Wherever the string "NYHA" appears in the listing, copy that line.

--- Start Available records ---

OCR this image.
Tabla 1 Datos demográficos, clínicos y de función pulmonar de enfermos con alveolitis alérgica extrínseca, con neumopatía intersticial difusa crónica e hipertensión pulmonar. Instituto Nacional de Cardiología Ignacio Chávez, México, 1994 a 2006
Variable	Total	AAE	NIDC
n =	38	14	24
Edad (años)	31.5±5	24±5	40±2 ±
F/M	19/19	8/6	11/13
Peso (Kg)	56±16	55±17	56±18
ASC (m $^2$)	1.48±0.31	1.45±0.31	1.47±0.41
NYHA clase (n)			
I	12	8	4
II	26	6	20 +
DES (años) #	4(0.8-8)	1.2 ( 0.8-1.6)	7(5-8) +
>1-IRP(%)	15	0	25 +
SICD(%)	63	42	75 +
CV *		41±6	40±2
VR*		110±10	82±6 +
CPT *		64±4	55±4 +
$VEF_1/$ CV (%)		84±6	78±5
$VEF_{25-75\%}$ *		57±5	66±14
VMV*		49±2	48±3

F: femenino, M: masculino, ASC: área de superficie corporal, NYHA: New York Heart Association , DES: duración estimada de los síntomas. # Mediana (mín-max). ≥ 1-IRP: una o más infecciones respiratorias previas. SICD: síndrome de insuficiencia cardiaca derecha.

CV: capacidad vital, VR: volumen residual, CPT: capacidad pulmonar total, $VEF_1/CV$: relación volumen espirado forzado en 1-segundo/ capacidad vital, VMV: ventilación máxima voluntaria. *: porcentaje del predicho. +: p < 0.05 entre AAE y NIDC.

--- End Available records ---

**Result of this exercise:**
NYHA clase (n)			
F: femenino, M: masculino, ASC: área de superficie corporal, NYHA: New York Heart Association , DES: duración estimada de los síntomas. # Mediana (mín-max). ≥ 1-IRP: una o más infecciones respiratorias previas. SICD: síndrome de insuficiencia cardiaca derecha.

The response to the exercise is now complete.